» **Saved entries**
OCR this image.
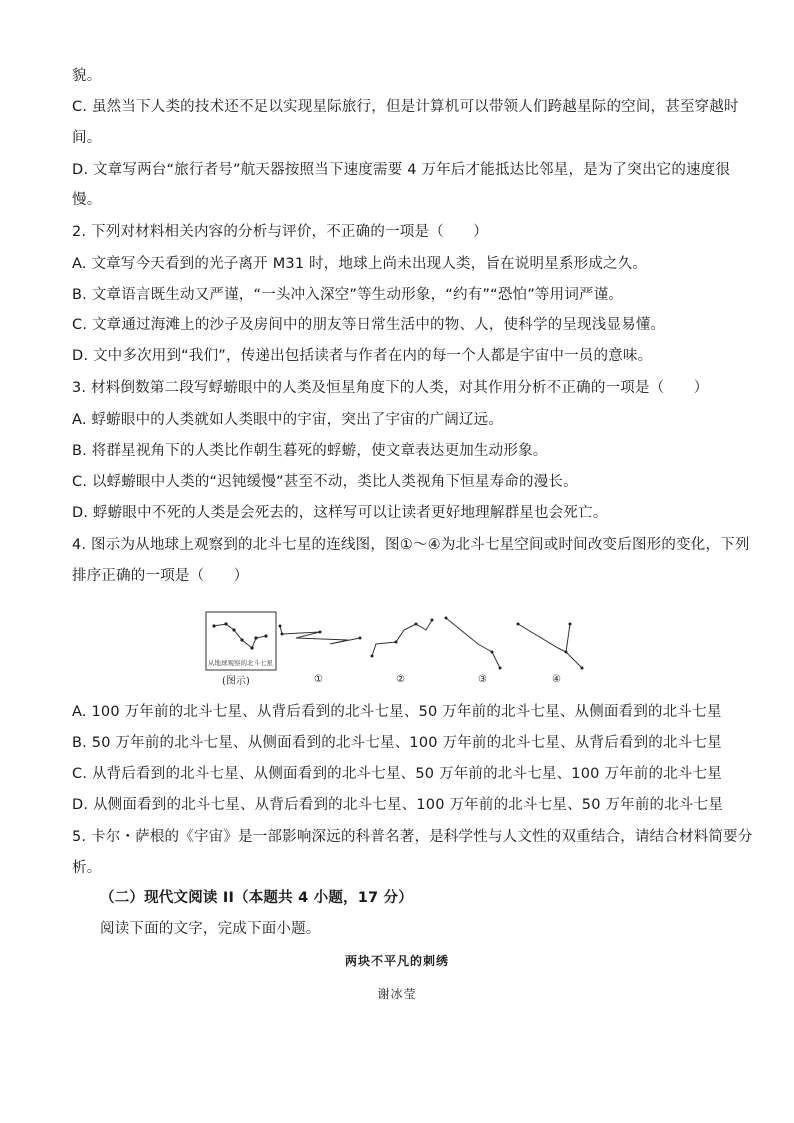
貌。
C. 虽然当下人类的技术还不足以实现星际旅行，但是计算机可以带领人们跨越星际的空间，甚至穿越时
间。
D. 文章写两台“旅行者号”航天器按照当下速度需要 4 万年后才能抵达比邻星，是为了突出它的速度很
慢。
2. 下列对材料相关内容的分析与评价，不正确的一项是（　　）
A. 文章写今天看到的光子离开 M31 时，地球上尚未出现人类，旨在说明星系形成之久。
B. 文章语言既生动又严谨，“一头冲入深空”等生动形象，“约有”“恐怕”等用词严谨。
C. 文章通过海滩上的沙子及房间中的朋友等日常生活中的物、人，使科学的呈现浅显易懂。
D. 文中多次用到“我们”，传递出包括读者与作者在内的每一个人都是宇宙中一员的意味。
3. 材料倒数第二段写蜉蝣眼中的人类及恒星角度下的人类，对其作用分析不正确的一项是（　　）
A. 蜉蝣眼中的人类就如人类眼中的宇宙，突出了宇宙的广阔辽远。
B. 将群星视角下的人类比作朝生暮死的蜉蝣，使文章表达更加生动形象。
C. 以蜉蝣眼中人类的“迟钝缓慢”甚至不动，类比人类视角下恒星寿命的漫长。
D. 蜉蝣眼中不死的人类是会死去的，这样写可以让读者更好地理解群星也会死亡。
4. 图示为从地球上观察到的北斗七星的连线图，图①～④为北斗七星空间或时间改变后图形的变化，下列
排序正确的一项是（　　）
从地球观察的北斗七星
(图示)	①	②	③	④
A. 100 万年前的北斗七星、从背后看到的北斗七星、50 万年前的北斗七星、从侧面看到的北斗七星
B. 50 万年前的北斗七星、从侧面看到的北斗七星、100 万年前的北斗七星、从背后看到的北斗七星
C. 从背后看到的北斗七星、从侧面看到的北斗七星、50 万年前的北斗七星、100 万年前的北斗七星
D. 从侧面看到的北斗七星、从背后看到的北斗七星、100 万年前的北斗七星、50 万年前的北斗七星
5. 卡尔・萨根的《宇宙》是一部影响深远的科普名著，是科学性与人文性的双重结合，请结合材料简要分
析。
（二）现代文阅读 II（本题共 4 小题，17 分）
阅读下面的文字，完成下面小题。
两块不平凡的刺绣
谢冰莹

» **OBJECTIVE**
Each line that has the word "从侧面看到的北斗七星" should be copied.

» **TASK ANSWER**
A. 100 万年前的北斗七星、从背后看到的北斗七星、50 万年前的北斗七星、从侧面看到的北斗七星
B. 50 万年前的北斗七星、从侧面看到的北斗七星、100 万年前的北斗七星、从背后看到的北斗七星
C. 从背后看到的北斗七星、从侧面看到的北斗七星、50 万年前的北斗七星、100 万年前的北斗七星
D. 从侧面看到的北斗七星、从背后看到的北斗七星、100 万年前的北斗七星、50 万年前的北斗七星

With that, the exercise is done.